Written task: Copy out the entries exactly, from the first line to the last.

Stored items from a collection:
···

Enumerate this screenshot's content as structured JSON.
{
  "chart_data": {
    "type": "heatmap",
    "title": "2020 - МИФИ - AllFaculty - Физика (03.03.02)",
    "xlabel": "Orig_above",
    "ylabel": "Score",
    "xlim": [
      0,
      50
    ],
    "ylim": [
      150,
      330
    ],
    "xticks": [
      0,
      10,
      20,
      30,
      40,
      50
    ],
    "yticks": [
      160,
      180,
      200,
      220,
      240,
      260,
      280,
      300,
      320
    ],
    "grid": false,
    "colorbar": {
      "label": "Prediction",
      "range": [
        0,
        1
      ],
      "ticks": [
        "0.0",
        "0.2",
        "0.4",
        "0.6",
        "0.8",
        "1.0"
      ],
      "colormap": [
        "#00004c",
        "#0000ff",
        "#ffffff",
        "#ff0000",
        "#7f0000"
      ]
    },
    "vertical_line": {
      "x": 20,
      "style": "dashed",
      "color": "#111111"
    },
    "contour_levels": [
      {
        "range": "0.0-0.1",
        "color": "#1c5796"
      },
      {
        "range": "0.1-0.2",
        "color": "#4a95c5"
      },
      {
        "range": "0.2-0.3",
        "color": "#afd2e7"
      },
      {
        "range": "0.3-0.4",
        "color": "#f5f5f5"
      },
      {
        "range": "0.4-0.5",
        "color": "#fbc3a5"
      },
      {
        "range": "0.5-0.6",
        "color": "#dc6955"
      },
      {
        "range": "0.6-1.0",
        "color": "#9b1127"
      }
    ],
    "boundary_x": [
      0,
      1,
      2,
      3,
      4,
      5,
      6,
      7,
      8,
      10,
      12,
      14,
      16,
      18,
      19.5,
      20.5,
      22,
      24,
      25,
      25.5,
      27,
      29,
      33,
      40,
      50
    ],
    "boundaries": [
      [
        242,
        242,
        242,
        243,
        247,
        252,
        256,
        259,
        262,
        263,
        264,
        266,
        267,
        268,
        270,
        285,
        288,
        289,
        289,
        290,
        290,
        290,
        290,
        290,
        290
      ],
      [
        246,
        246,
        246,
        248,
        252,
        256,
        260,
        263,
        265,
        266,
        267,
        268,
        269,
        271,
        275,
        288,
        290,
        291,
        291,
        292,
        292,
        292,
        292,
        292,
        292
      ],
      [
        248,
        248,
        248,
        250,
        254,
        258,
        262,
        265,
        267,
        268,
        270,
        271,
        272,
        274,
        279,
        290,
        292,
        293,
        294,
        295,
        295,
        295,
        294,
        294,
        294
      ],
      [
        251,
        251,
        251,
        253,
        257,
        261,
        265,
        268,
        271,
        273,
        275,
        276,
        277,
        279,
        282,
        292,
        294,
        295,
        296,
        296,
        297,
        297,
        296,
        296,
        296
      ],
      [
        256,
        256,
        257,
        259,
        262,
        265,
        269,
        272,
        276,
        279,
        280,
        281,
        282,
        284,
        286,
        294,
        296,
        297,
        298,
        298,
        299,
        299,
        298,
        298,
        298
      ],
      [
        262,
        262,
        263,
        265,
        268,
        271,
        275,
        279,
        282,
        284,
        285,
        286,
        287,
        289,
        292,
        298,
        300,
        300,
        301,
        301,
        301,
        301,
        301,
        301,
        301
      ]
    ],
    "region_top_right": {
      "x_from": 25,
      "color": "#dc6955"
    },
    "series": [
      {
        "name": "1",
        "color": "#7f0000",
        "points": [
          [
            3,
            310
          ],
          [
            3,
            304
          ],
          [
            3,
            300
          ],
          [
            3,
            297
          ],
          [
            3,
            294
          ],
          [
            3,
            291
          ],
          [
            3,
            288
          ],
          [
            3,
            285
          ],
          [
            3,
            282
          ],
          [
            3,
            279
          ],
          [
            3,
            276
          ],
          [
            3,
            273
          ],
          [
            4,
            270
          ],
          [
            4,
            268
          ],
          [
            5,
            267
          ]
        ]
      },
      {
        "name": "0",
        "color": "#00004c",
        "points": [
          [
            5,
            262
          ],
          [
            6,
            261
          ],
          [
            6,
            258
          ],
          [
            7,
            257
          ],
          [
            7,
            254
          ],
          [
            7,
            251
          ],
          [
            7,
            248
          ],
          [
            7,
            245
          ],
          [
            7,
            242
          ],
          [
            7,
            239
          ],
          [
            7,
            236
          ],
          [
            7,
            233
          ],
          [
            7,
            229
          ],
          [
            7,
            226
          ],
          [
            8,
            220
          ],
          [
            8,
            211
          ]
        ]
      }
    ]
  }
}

···

Solution to the problem:
Enumerate this screenshot's content as structured JSON.
{
  "chart_data": {
    "type": "heatmap",
    "title": "2020 - МИФИ - AllFaculty - Физика (03.03.02)",
    "xlabel": "Orig_above",
    "ylabel": "Score",
    "xlim": [
      0,
      50
    ],
    "ylim": [
      150,
      330
    ],
    "xticks": [
      0,
      10,
      20,
      30,
      40,
      50
    ],
    "yticks": [
      160,
      180,
      200,
      220,
      240,
      260,
      280,
      300,
      320
    ],
    "grid": false,
    "colorbar": {
      "label": "Prediction",
      "range": [
        0,
        1
      ],
      "ticks": [
        "0.0",
        "0.2",
        "0.4",
        "0.6",
        "0.8",
        "1.0"
      ],
      "colormap": [
        "#00004c",
        "#0000ff",
        "#ffffff",
        "#ff0000",
        "#7f0000"
      ]
    },
    "vertical_line": {
      "x": 20,
      "style": "dashed",
      "color": "#111111"
    },
    "contour_levels": [
      {
        "range": "0.0-0.1",
        "color": "#1c5796"
      },
      {
        "range": "0.1-0.2",
        "color": "#4a95c5"
      },
      {
        "range": "0.2-0.3",
        "color": "#afd2e7"
      },
      {
        "range": "0.3-0.4",
        "color": "#f5f5f5"
      },
      {
        "range": "0.4-0.5",
        "color": "#fbc3a5"
      },
      {
        "range": "0.5-0.6",
        "color": "#dc6955"
      },
      {
        "range": "0.6-1.0",
        "color": "#9b1127"
      }
    ],
    "boundary_x": [
      0,
      1,
      2,
      3,
      4,
      5,
      6,
      7,
      8,
      10,
      12,
      14,
      16,
      18,
      19.5,
      20.5,
      22,
      24,
      25,
      25.5,
      27,
      29,
      33,
      40,
      50
    ],
    "boundaries": [
      [
        242,
        242,
        242,
        243,
        247,
        252,
        256,
        259,
        262,
        263,
        264,
        266,
        267,
        268,
        270,
        285,
        288,
        289,
        289,
        290,
        290,
        290,
        290,
        290,
        290
      ],
      [
        246,
        246,
        246,
        248,
        252,
        256,
        260,
        263,
        265,
        266,
        267,
        268,
        269,
        271,
        275,
        288,
        290,
        291,
        291,
        292,
        292,
        292,
        292,
        292,
        292
      ],
      [
        248,
        248,
        248,
        250,
        254,
        258,
        262,
        265,
        267,
        268,
        270,
        271,
        272,
        274,
        279,
        290,
        292,
        293,
        294,
        295,
        295,
        295,
        294,
        294,
        294
      ],
      [
        251,
        251,
        251,
        253,
        257,
        261,
        265,
        268,
        271,
        273,
        275,
        276,
        277,
        279,
        282,
        292,
        294,
        295,
        296,
        296,
        297,
        297,
        296,
        296,
        296
      ],
      [
        256,
        256,
        257,
        259,
        262,
        265,
        269,
        272,
        276,
        279,
        280,
        281,
        282,
        284,
        286,
        294,
        296,
        297,
        298,
        298,
        299,
        299,
        298,
        298,
        298
      ],
      [
        262,
        262,
        263,
        265,
        268,
        271,
        275,
        279,
        282,
        284,
        285,
        286,
        287,
        289,
        292,
        298,
        300,
        300,
        301,
        301,
        301,
        301,
        301,
        301,
        301
      ]
    ],
    "region_top_right": {
      "x_from": 25,
      "color": "#dc6955"
    },
    "series": [
      {
        "name": "1",
        "color": "#7f0000",
        "points": [
          [
            3,
            310
          ],
          [
            3,
            304
          ],
          [
            3,
            300
          ],
          [
            3,
            297
          ],
          [
            3,
            294
          ],
          [
            3,
            291
          ],
          [
            3,
            288
          ],
          [
            3,
            285
          ],
          [
            3,
            282
          ],
          [
            3,
            279
          ],
          [
            3,
            276
          ],
          [
            3,
            273
          ],
          [
            4,
            270
          ],
          [
            4,
            268
          ],
          [
            5,
            267
          ]
        ]
      },
      {
        "name": "0",
        "color": "#00004c",
        "points": [
          [
            5,
            262
          ],
          [
            6,
            261
          ],
          [
            6,
            258
          ],
          [
            7,
            257
          ],
          [
            7,
            254
          ],
          [
            7,
            251
          ],
          [
            7,
            248
          ],
          [
            7,
            245
          ],
          [
            7,
            242
          ],
          [
            7,
            239
          ],
          [
            7,
            236
          ],
          [
            7,
            233
          ],
          [
            7,
            229
          ],
          [
            7,
            226
          ],
          [
            8,
            220
          ],
          [
            8,
            211
          ]
        ]
      }
    ]
  }
}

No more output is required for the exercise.